◆ Material for this exercise
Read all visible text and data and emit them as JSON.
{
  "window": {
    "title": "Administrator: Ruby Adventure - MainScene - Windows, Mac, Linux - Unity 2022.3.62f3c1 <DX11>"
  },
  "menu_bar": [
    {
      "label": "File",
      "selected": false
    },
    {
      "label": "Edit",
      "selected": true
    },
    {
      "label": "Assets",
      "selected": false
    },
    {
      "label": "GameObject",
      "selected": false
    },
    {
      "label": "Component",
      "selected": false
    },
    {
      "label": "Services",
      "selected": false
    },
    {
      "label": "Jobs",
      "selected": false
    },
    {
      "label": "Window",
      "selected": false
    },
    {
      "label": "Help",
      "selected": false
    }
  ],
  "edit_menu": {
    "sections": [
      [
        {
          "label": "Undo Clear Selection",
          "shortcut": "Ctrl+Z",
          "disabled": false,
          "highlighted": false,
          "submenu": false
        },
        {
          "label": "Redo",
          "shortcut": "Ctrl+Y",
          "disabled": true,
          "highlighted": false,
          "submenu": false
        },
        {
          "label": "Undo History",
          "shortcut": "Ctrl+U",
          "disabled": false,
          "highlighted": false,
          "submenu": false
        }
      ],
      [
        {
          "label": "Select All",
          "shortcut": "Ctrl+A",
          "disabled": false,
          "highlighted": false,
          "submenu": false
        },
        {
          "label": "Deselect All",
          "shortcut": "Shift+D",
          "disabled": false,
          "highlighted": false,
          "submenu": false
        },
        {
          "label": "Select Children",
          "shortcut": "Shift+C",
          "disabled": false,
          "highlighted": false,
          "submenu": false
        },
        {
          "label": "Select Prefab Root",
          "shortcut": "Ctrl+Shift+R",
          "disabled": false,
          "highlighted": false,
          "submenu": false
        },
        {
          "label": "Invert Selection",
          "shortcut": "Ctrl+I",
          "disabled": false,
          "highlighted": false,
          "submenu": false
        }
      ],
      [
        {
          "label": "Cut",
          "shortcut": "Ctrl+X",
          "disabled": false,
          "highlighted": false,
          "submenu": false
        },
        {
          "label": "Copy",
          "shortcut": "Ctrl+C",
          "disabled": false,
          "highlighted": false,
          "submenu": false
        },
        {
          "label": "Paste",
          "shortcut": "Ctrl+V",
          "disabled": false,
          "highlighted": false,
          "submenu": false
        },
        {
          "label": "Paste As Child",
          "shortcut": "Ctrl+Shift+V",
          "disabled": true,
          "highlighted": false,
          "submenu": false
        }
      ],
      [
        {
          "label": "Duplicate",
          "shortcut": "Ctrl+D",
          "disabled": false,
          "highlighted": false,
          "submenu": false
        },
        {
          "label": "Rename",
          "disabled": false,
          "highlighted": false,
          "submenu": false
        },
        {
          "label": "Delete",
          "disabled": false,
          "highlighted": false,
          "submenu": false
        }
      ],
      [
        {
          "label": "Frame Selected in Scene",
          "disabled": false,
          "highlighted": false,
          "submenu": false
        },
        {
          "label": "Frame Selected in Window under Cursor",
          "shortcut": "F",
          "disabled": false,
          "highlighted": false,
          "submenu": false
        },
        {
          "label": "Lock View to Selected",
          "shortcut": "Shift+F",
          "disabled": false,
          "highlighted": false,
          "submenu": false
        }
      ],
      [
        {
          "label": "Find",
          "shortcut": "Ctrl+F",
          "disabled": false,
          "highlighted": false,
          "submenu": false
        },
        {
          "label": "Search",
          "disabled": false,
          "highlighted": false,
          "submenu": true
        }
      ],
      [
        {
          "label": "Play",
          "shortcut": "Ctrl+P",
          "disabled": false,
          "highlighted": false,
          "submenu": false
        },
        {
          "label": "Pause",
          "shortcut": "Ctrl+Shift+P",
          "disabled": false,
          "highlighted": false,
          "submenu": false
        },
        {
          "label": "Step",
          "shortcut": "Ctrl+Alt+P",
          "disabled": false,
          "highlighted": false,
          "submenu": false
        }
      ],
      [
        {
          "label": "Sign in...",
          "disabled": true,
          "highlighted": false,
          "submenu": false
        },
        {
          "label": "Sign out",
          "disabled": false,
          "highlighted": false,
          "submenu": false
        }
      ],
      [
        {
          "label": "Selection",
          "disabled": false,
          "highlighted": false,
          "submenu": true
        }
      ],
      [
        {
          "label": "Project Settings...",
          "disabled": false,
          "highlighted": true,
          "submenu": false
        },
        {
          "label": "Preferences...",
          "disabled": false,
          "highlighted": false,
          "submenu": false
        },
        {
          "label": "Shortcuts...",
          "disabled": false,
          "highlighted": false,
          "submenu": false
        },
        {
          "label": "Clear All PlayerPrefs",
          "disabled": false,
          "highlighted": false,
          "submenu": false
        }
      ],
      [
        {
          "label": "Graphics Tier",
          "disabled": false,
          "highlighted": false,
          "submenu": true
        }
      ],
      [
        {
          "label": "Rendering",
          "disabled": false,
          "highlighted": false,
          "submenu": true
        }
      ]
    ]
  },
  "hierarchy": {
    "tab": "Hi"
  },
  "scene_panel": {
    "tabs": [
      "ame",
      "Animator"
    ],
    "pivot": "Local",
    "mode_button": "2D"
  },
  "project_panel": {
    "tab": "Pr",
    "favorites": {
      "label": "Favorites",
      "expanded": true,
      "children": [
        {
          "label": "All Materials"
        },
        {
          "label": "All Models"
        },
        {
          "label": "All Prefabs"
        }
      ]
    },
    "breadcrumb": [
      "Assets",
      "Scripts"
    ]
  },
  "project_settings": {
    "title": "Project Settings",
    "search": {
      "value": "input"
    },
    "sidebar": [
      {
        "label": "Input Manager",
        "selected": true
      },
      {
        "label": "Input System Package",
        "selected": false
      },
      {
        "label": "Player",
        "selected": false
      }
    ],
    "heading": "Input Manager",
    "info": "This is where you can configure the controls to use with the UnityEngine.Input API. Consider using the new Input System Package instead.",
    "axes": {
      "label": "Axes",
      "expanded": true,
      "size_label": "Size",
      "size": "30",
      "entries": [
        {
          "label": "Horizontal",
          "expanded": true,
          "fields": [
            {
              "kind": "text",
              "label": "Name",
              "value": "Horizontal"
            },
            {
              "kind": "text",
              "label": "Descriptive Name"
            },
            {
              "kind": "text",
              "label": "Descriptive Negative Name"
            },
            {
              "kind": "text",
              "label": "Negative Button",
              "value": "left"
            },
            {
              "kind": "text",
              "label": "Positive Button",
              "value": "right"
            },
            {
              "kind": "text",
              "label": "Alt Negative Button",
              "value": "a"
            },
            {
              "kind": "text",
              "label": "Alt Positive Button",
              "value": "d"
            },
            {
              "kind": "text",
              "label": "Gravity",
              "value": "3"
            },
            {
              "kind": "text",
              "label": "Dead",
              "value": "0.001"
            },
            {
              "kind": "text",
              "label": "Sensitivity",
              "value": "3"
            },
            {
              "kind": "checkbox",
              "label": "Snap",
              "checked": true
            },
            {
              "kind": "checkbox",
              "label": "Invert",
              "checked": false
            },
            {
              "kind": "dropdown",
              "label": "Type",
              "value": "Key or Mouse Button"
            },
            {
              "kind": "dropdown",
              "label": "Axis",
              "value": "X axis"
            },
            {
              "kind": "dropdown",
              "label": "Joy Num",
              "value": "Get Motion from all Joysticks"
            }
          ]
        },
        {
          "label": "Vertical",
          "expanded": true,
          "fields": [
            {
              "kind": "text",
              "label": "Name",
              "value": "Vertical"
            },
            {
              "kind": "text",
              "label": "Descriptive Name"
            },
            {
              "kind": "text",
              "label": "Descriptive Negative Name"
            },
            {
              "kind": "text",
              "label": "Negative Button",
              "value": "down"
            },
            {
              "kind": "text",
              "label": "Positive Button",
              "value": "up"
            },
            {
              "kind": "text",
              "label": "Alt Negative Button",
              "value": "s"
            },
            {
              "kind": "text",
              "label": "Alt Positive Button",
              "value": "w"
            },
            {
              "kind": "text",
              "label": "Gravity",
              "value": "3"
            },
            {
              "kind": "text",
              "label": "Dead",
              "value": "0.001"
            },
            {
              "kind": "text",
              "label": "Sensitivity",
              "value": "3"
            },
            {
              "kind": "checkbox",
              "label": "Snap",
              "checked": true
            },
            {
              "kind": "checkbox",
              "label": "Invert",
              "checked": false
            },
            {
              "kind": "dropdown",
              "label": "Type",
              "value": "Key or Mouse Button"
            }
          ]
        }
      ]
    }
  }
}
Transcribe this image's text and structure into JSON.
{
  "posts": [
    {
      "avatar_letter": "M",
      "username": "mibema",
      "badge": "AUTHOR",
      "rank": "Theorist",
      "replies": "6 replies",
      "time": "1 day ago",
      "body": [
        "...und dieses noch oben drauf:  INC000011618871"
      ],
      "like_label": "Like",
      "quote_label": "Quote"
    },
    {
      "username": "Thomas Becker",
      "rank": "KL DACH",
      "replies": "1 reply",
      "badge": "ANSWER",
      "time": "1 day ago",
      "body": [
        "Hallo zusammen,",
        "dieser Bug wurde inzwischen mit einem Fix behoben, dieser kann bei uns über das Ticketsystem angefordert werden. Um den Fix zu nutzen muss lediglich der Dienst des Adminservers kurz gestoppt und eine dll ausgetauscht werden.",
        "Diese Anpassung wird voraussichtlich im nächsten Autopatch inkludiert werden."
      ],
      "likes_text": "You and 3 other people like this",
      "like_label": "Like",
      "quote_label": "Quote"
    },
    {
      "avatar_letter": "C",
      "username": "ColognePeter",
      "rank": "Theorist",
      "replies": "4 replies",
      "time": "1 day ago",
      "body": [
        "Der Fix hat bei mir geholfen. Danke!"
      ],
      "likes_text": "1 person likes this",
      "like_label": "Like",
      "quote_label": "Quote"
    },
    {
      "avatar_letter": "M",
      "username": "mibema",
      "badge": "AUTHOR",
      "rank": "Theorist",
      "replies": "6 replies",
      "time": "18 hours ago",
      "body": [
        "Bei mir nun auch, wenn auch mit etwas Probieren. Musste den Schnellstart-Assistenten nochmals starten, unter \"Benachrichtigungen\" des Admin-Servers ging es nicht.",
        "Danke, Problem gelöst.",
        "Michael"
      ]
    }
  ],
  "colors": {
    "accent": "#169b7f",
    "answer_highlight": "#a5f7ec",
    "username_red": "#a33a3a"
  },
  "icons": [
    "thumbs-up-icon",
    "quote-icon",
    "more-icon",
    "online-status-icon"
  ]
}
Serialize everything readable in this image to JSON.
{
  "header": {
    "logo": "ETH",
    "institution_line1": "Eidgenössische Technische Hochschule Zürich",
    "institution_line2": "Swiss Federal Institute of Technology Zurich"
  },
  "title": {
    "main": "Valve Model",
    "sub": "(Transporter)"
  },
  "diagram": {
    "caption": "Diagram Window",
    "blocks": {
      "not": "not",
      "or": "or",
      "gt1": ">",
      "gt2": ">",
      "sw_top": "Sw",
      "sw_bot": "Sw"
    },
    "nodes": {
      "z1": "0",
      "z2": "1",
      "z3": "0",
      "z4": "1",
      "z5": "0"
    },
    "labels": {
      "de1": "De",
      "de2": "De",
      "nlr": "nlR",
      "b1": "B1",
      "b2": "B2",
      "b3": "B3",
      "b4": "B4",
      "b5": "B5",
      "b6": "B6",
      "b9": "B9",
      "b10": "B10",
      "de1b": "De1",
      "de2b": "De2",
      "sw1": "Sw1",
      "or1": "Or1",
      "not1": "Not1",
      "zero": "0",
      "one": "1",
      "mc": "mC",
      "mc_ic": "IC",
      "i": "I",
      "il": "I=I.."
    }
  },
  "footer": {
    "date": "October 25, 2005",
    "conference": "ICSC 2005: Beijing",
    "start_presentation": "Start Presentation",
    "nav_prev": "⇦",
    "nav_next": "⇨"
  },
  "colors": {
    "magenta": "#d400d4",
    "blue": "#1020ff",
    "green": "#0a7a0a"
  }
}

◆ Given instruction
Scan the listing above. Gather each line that contains the word "title".

◆ The result
    "title": "Administrator: Ruby Adventure - MainScene - Windows, Mac, Linux - Unity 2022.3.62f3c1 <DX11>"
    "title": "Project Settings",
  "title": {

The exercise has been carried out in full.